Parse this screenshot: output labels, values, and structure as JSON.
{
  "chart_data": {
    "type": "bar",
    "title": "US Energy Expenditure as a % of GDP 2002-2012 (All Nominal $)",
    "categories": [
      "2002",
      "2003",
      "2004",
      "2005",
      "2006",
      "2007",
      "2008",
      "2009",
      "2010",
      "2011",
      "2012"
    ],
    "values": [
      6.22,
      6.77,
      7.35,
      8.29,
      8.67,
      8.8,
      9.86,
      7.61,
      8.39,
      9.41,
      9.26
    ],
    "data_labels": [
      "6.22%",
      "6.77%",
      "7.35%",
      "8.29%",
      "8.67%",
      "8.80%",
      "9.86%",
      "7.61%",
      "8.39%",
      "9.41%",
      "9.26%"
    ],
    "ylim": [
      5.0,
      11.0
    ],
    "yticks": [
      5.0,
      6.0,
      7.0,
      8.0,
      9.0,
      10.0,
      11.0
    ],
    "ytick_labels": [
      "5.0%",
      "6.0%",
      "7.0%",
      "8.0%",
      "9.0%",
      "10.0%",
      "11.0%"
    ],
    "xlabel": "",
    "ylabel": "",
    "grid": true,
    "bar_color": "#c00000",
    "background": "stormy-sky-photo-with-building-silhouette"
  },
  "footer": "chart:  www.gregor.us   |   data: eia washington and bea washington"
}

********

Task instructions: Copy out every line where the word "values" occurs.

Task answer:
Parse this screenshot: output labels, values, and structure as JSON.
    "values": [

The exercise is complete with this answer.